▶ _REQUIRED TASK_
Transcribe every line of the material below, keeping each character as it appears.

Records excerpted from a collection
# # #

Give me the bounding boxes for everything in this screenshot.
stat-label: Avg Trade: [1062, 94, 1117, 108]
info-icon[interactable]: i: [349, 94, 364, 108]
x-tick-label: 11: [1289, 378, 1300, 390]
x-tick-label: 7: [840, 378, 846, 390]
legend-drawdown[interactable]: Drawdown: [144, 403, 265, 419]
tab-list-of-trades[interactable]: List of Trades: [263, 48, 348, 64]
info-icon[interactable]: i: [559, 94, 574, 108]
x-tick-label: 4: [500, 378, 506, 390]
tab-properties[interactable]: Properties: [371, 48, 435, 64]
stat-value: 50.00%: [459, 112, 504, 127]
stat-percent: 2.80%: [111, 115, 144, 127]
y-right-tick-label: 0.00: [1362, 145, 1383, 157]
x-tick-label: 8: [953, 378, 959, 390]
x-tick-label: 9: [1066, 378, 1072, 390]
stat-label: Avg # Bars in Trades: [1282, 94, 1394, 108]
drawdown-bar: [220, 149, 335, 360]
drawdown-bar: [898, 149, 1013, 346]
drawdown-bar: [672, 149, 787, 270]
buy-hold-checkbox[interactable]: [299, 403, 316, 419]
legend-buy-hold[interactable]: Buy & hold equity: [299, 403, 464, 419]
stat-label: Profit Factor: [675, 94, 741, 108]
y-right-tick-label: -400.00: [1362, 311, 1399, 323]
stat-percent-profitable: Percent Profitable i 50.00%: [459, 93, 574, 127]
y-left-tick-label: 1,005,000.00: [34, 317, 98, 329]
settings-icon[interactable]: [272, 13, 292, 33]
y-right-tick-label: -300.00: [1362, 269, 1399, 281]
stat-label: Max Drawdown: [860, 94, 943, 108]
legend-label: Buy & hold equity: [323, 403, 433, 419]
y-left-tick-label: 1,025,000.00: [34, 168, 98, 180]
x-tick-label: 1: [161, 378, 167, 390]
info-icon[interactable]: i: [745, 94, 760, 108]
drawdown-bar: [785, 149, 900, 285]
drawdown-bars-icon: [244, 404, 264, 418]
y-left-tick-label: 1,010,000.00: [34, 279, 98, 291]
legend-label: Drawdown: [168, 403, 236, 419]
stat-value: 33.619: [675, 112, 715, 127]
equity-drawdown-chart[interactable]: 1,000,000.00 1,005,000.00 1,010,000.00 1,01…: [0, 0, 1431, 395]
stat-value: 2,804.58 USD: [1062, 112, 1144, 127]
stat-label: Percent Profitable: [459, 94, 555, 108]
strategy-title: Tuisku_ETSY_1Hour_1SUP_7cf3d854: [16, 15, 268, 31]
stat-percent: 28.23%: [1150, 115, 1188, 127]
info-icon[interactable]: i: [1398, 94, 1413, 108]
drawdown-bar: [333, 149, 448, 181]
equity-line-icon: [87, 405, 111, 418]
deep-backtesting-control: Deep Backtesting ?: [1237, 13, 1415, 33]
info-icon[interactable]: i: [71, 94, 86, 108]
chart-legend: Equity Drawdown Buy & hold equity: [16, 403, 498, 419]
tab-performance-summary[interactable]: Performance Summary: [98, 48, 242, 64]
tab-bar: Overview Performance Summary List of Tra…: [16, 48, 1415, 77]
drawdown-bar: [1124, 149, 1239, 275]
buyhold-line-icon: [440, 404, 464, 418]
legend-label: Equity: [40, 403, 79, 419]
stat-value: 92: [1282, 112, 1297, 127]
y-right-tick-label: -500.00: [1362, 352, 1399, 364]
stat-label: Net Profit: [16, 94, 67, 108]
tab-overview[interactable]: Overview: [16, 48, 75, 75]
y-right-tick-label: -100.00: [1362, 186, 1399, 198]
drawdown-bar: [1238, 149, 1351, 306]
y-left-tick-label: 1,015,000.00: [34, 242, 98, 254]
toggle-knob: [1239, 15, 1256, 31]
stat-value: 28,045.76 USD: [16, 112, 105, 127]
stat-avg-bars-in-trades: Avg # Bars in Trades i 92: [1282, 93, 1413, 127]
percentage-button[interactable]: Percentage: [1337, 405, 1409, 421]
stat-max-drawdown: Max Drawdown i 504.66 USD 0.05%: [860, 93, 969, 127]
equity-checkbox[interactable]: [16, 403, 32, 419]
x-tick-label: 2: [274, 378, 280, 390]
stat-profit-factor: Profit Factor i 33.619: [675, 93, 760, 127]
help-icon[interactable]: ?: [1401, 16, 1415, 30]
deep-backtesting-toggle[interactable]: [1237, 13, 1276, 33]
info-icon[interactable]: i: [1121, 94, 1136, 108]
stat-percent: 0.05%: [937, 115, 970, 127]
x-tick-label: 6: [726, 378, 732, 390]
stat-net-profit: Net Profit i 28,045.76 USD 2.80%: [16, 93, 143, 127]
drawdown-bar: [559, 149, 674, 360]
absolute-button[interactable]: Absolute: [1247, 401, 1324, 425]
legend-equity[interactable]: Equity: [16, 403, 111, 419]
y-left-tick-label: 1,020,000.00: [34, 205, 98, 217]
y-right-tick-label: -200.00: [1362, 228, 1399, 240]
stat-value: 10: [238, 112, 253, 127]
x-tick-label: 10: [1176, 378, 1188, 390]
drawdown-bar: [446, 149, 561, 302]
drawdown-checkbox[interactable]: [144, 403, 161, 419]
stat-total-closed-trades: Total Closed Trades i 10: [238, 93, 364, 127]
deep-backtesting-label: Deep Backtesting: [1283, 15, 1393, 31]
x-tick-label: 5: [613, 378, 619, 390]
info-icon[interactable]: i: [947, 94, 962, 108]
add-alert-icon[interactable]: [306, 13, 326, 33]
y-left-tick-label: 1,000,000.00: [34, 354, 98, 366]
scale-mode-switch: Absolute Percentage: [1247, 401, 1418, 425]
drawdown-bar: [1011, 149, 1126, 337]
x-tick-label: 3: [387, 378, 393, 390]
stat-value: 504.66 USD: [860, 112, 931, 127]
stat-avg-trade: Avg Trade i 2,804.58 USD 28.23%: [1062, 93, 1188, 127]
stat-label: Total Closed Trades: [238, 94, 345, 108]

# # #

▶ _EXPECTED ANSWER_
Give me the bounding boxes for everything in this screenshot.
stat-label: Avg Trade: [1062, 94, 1117, 108]
info-icon[interactable]: i: [349, 94, 364, 108]
x-tick-label: 11: [1289, 378, 1300, 390]
x-tick-label: 7: [840, 378, 846, 390]
legend-drawdown[interactable]: Drawdown: [144, 403, 265, 419]
tab-list-of-trades[interactable]: List of Trades: [263, 48, 348, 64]
info-icon[interactable]: i: [559, 94, 574, 108]
x-tick-label: 4: [500, 378, 506, 390]
tab-properties[interactable]: Properties: [371, 48, 435, 64]
stat-value: 50.00%: [459, 112, 504, 127]
stat-percent: 2.80%: [111, 115, 144, 127]
y-right-tick-label: 0.00: [1362, 145, 1383, 157]
x-tick-label: 8: [953, 378, 959, 390]
x-tick-label: 9: [1066, 378, 1072, 390]
stat-label: Avg # Bars in Trades: [1282, 94, 1394, 108]
drawdown-bar: [220, 149, 335, 360]
drawdown-bar: [898, 149, 1013, 346]
drawdown-bar: [672, 149, 787, 270]
buy-hold-checkbox[interactable]: [299, 403, 316, 419]
legend-buy-hold[interactable]: Buy & hold equity: [299, 403, 464, 419]
stat-label: Profit Factor: [675, 94, 741, 108]
y-right-tick-label: -400.00: [1362, 311, 1399, 323]
stat-percent-profitable: Percent Profitable i 50.00%: [459, 93, 574, 127]
y-left-tick-label: 1,005,000.00: [34, 317, 98, 329]
settings-icon[interactable]: [272, 13, 292, 33]
y-right-tick-label: -300.00: [1362, 269, 1399, 281]
stat-label: Max Drawdown: [860, 94, 943, 108]
legend-label: Buy & hold equity: [323, 403, 433, 419]
y-left-tick-label: 1,025,000.00: [34, 168, 98, 180]
x-tick-label: 1: [161, 378, 167, 390]
info-icon[interactable]: i: [745, 94, 760, 108]
drawdown-bar: [785, 149, 900, 285]
drawdown-bars-icon: [244, 404, 264, 418]
y-left-tick-label: 1,010,000.00: [34, 279, 98, 291]
legend-label: Drawdown: [168, 403, 236, 419]
stat-value: 33.619: [675, 112, 715, 127]
equity-drawdown-chart[interactable]: 1,000,000.00 1,005,000.00 1,010,000.00 1,01…: [0, 0, 1431, 395]
stat-value: 2,804.58 USD: [1062, 112, 1144, 127]
stat-label: Percent Profitable: [459, 94, 555, 108]
strategy-title: Tuisku_ETSY_1Hour_1SUP_7cf3d854: [16, 15, 268, 31]
stat-percent: 28.23%: [1150, 115, 1188, 127]
info-icon[interactable]: i: [1398, 94, 1413, 108]
drawdown-bar: [333, 149, 448, 181]
equity-line-icon: [87, 405, 111, 418]
deep-backtesting-control: Deep Backtesting ?: [1237, 13, 1415, 33]
info-icon[interactable]: i: [71, 94, 86, 108]
chart-legend: Equity Drawdown Buy & hold equity: [16, 403, 498, 419]
tab-performance-summary[interactable]: Performance Summary: [98, 48, 242, 64]
tab-bar: Overview Performance Summary List of Tra…: [16, 48, 1415, 77]
drawdown-bar: [1124, 149, 1239, 275]
buyhold-line-icon: [440, 404, 464, 418]
legend-label: Equity: [40, 403, 79, 419]
stat-value: 92: [1282, 112, 1297, 127]
y-right-tick-label: -500.00: [1362, 352, 1399, 364]
stat-label: Net Profit: [16, 94, 67, 108]
tab-overview[interactable]: Overview: [16, 48, 75, 75]
y-right-tick-label: -100.00: [1362, 186, 1399, 198]
drawdown-bar: [1238, 149, 1351, 306]
y-left-tick-label: 1,015,000.00: [34, 242, 98, 254]
toggle-knob: [1239, 15, 1256, 31]
stat-value: 28,045.76 USD: [16, 112, 105, 127]
stat-avg-bars-in-trades: Avg # Bars in Trades i 92: [1282, 93, 1413, 127]
percentage-button[interactable]: Percentage: [1337, 405, 1409, 421]
stat-max-drawdown: Max Drawdown i 504.66 USD 0.05%: [860, 93, 969, 127]
equity-checkbox[interactable]: [16, 403, 32, 419]
x-tick-label: 2: [274, 378, 280, 390]
stat-profit-factor: Profit Factor i 33.619: [675, 93, 760, 127]
help-icon[interactable]: ?: [1401, 16, 1415, 30]
deep-backtesting-toggle[interactable]: [1237, 13, 1276, 33]
info-icon[interactable]: i: [1121, 94, 1136, 108]
stat-percent: 0.05%: [937, 115, 970, 127]
x-tick-label: 6: [726, 378, 732, 390]
stat-net-profit: Net Profit i 28,045.76 USD 2.80%: [16, 93, 143, 127]
drawdown-bar: [559, 149, 674, 360]
absolute-button[interactable]: Absolute: [1247, 401, 1324, 425]
legend-equity[interactable]: Equity: [16, 403, 111, 419]
y-left-tick-label: 1,020,000.00: [34, 205, 98, 217]
y-right-tick-label: -200.00: [1362, 228, 1399, 240]
stat-value: 10: [238, 112, 253, 127]
x-tick-label: 10: [1176, 378, 1188, 390]
drawdown-bar: [446, 149, 561, 302]
drawdown-checkbox[interactable]: [144, 403, 161, 419]
stat-total-closed-trades: Total Closed Trades i 10: [238, 93, 364, 127]
deep-backtesting-label: Deep Backtesting: [1283, 15, 1393, 31]
x-tick-label: 5: [613, 378, 619, 390]
info-icon[interactable]: i: [947, 94, 962, 108]
add-alert-icon[interactable]: [306, 13, 326, 33]
y-left-tick-label: 1,000,000.00: [34, 354, 98, 366]
scale-mode-switch: Absolute Percentage: [1247, 401, 1418, 425]
drawdown-bar: [1011, 149, 1126, 337]
x-tick-label: 3: [387, 378, 393, 390]
stat-value: 504.66 USD: [860, 112, 931, 127]
stat-avg-trade: Avg Trade i 2,804.58 USD 28.23%: [1062, 93, 1188, 127]
stat-label: Total Closed Trades: [238, 94, 345, 108]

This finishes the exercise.